• _Aufgabenbeschreibung_: Geben Sie aus dem vorliegenden Auszug den Wortlaut zwischen „Du wurdest wie“ und „dir lästern hört.“, beide Stellen eingeschlossen, unverändert wieder.

• _Vorliegender Auszug_:
--------------------

1. Schauet doch und sehet, ob irgendein Schmerz sei wie mein Schmerz, der mich troffen hat. Denn der Herr hat mich voll Jammers gemacht am Tage seines grimmigen Zorns. 1. [All you who pass by,] behold yet and see if any sorrow be like my sorrow that has struck me. For the Lord has made me full of distress on the day of his fierce wrath.1
2. So klage du, zustörte Gottesstadt,
Du armer Stein- und Aschenhaufen!
Lass ganze Bäche Tränen laufen,
Weil dich betroffen hat
Ein unersetzlicher Verlust
Der allerhöchsten Huld,
So du entbehren musst
Durch deine Schuld.
Du wurdest wie Gomorra zugerichtet,
Wiewohl nicht gar vernichtet.
O besser wärest du in Grund verstört,
Als dass man Christi Feind jetzt in dir lästern hört.
Du achtest Jesu Tränen nicht,
So achte nun des Eifers Wasserwogen,
Die du selbst über dich gezogen,
Da Gott, nach viel Geduld,
Den Stab zum Urteil bricht.

2. So lament, [Jerusalem,]2 you destroyed city of God,

You wretched heap of stone and ashes.
Let whole rivers of [your]3 tears flow,
Because there has befallen you
An irreparable loss
Of the Most High’s favor,4
Something you must do without
Due to your guilt.
You were handled like Gomorrah,5

Though not entirely annihilated.
Oh, better that you were utterly destroyed6
Than that Christ’s enemy is now heard blaspheming within you [Jerusalem].
You do not heed Jesus’s tears;
So heed now the flood-waves7 of [God’s violent] jealousy8
That you yourself have drawn over you,
As God, after much forbearance,
Breaks the [covenant] staff9 in judgment.

3. Dein Wetter zog sich auf von weiten,10
Doch dessen Strahl bricht endlich ein
Und muss dir unerträglich sein,
Da überhäufte Sünden
Der Rache Blitz entzünden
Und dir den Untergang bereiten.
3. Your tempest brewed from afar,
Yet at long last its flash breaks forth
And must be unbearable to you,
As heaped-up sins
Set aflame the lightning of vengeance
And bring about your downfall.

--------------------

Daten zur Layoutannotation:
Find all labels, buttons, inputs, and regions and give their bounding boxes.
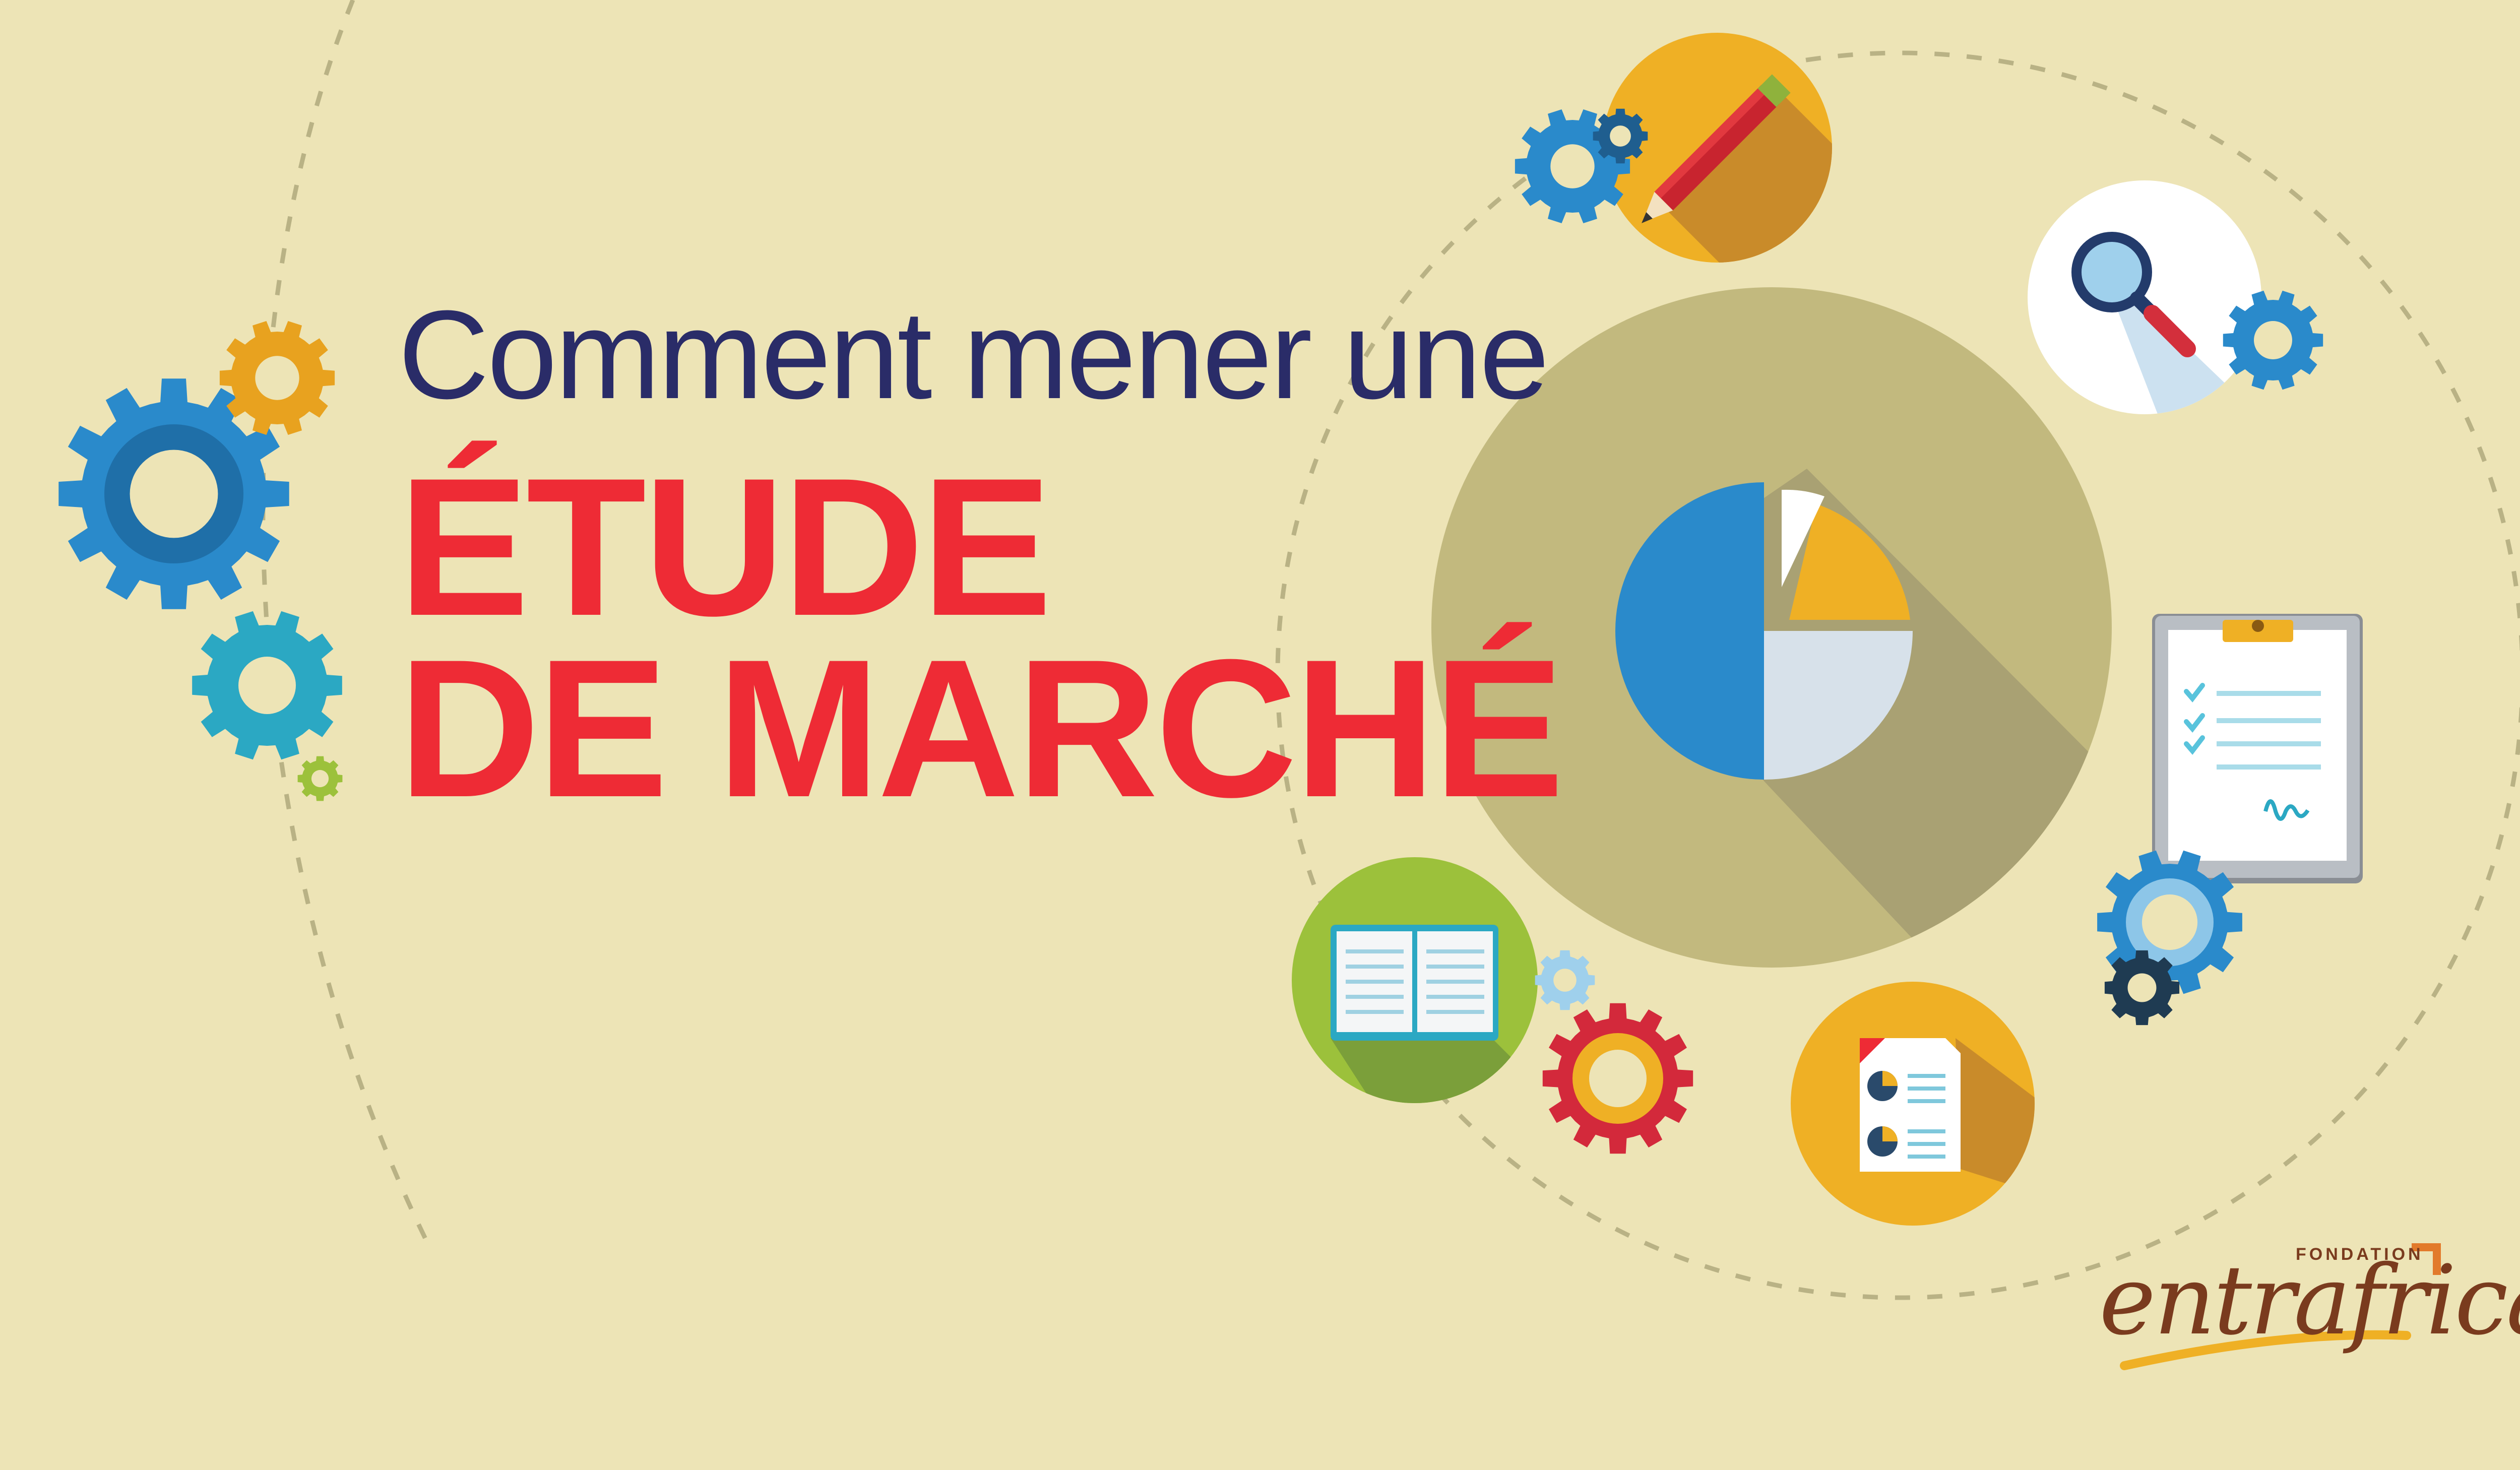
gear-icon (297, 756, 343, 801)
gear-icon (1593, 108, 1648, 164)
pencil-icon (1602, 33, 1832, 263)
banner: Comment mener une ÉTUDE DE MARCHÉ FONDAT… (0, 0, 2520, 1470)
headline-intro: Comment mener une (398, 284, 1549, 425)
gear-icon (192, 611, 342, 760)
clipboard-icon (2152, 614, 2363, 883)
gear-icon (2104, 950, 2180, 1026)
brand-wordmark: entrafrica (2099, 1245, 2520, 1356)
gear-icon (1542, 1003, 1693, 1154)
gear-icon (219, 321, 335, 435)
open-book-icon (1292, 857, 1538, 1103)
brand-logo: FONDATION entrafrica (2094, 1199, 2520, 1411)
headline-title-line2: DE MARCHÉ (398, 618, 1564, 838)
report-document-icon (1791, 982, 2035, 1226)
headline-title-line1: ÉTUDE (398, 437, 1052, 657)
gear-icon (1535, 950, 1595, 1010)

--------------------

• _Fertige Bearbeitung_:
Du wurdest wie Gomorra zugerichtet,
Wiewohl nicht gar vernichtet.
O besser wärest du in Grund verstört,
Als dass man Christi Feind jetzt in dir lästern hört.